# start of Input records
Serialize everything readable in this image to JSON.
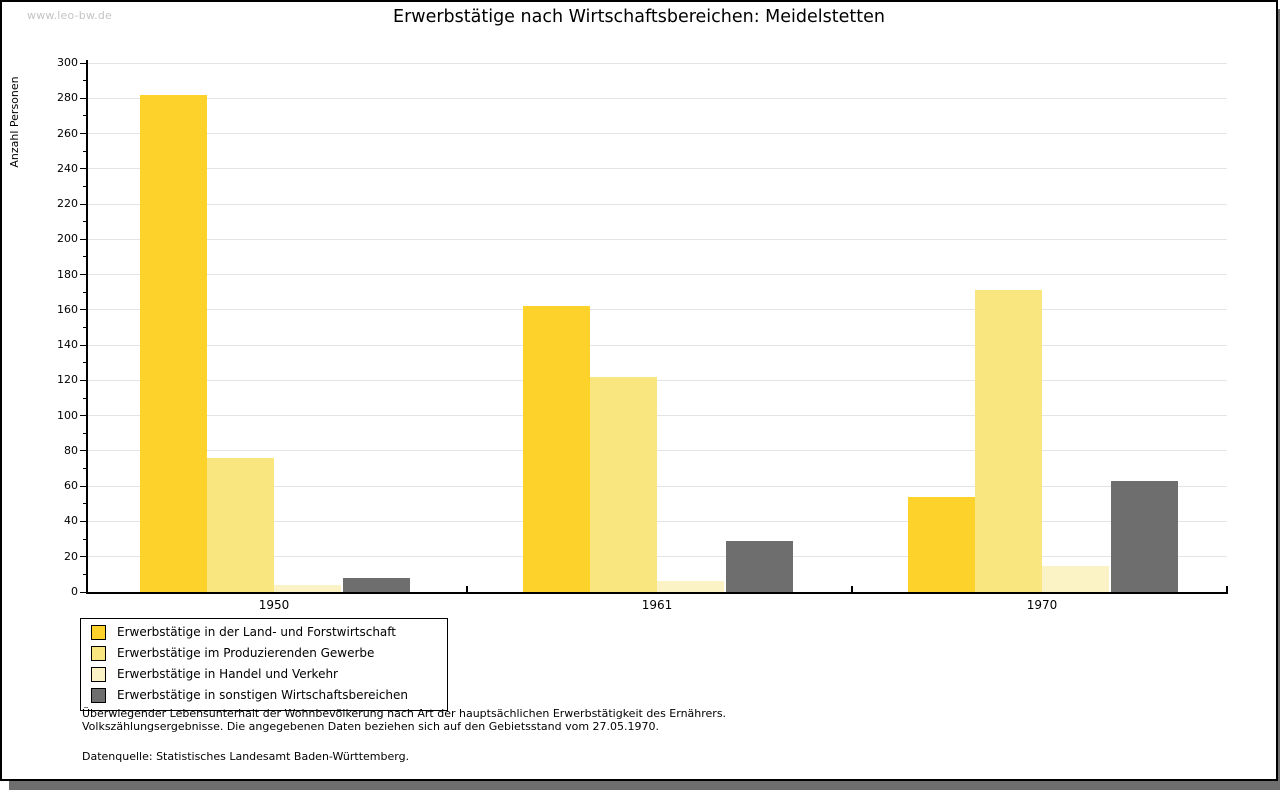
{
  "header": {
    "watermark": "www.leo-bw.de",
    "title": "Erwerbstätige nach Wirtschaftsbereichen: Meidelstetten"
  },
  "chart_data": {
    "type": "bar",
    "title": "Erwerbstätige nach Wirtschaftsbereichen: Meidelstetten",
    "xlabel": "",
    "ylabel": "Anzahl Personen",
    "ylim": [
      0,
      300
    ],
    "y_major_step": 20,
    "y_minor_step": 10,
    "grid": true,
    "legend_position": "bottom-left",
    "categories": [
      "1950",
      "1961",
      "1970"
    ],
    "series": [
      {
        "name": "Erwerbstätige in der Land- und Forstwirtschaft",
        "color": "#FCD22B",
        "values": [
          282,
          162,
          54
        ]
      },
      {
        "name": "Erwerbstätige im Produzierenden Gewerbe",
        "color": "#FAE67E",
        "values": [
          76,
          122,
          171
        ]
      },
      {
        "name": "Erwerbstätige in Handel und Verkehr",
        "color": "#FBF2C6",
        "values": [
          4,
          6,
          15
        ]
      },
      {
        "name": "Erwerbstätige in sonstigen Wirtschaftsbereichen",
        "color": "#6E6E6E",
        "values": [
          8,
          29,
          63
        ]
      }
    ],
    "colors": {
      "gridline": "#E4E4E4",
      "axis": "#000000",
      "shadow": "#6E6E6E",
      "watermark": "#C4C4C4"
    }
  },
  "footer": {
    "note_line1": "Überwiegender Lebensunterhalt der Wohnbevölkerung nach Art der hauptsächlichen Erwerbstätigkeit des Ernährers.",
    "note_line2": "Volkszählungsergebnisse. Die angegebenen Daten beziehen sich auf den Gebietsstand vom 27.05.1970.",
    "source": "Datenquelle: Statistisches Landesamt Baden-Württemberg."
  }
}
# end of Input records
Leave out the pictures and print every line of the data exactly.

Serialize everything readable in this image to JSON.
{
  "header": {
    "watermark": "www.leo-bw.de",
    "title": "Erwerbstätige nach Wirtschaftsbereichen: Meidelstetten"
  },
  "chart_data": {
    "type": "bar",
    "title": "Erwerbstätige nach Wirtschaftsbereichen: Meidelstetten",
    "xlabel": "",
    "ylabel": "Anzahl Personen",
    "ylim": [
      0,
      300
    ],
    "y_major_step": 20,
    "y_minor_step": 10,
    "grid": true,
    "legend_position": "bottom-left",
    "categories": [
      "1950",
      "1961",
      "1970"
    ],
    "series": [
      {
        "name": "Erwerbstätige in der Land- und Forstwirtschaft",
        "color": "#FCD22B",
        "values": [
          282,
          162,
          54
        ]
      },
      {
        "name": "Erwerbstätige im Produzierenden Gewerbe",
        "color": "#FAE67E",
        "values": [
          76,
          122,
          171
        ]
      },
      {
        "name": "Erwerbstätige in Handel und Verkehr",
        "color": "#FBF2C6",
        "values": [
          4,
          6,
          15
        ]
      },
      {
        "name": "Erwerbstätige in sonstigen Wirtschaftsbereichen",
        "color": "#6E6E6E",
        "values": [
          8,
          29,
          63
        ]
      }
    ],
    "colors": {
      "gridline": "#E4E4E4",
      "axis": "#000000",
      "shadow": "#6E6E6E",
      "watermark": "#C4C4C4"
    }
  },
  "footer": {
    "note_line1": "Überwiegender Lebensunterhalt der Wohnbevölkerung nach Art der hauptsächlichen Erwerbstätigkeit des Ernährers.",
    "note_line2": "Volkszählungsergebnisse. Die angegebenen Daten beziehen sich auf den Gebietsstand vom 27.05.1970.",
    "source": "Datenquelle: Statistisches Landesamt Baden-Württemberg."
  }
}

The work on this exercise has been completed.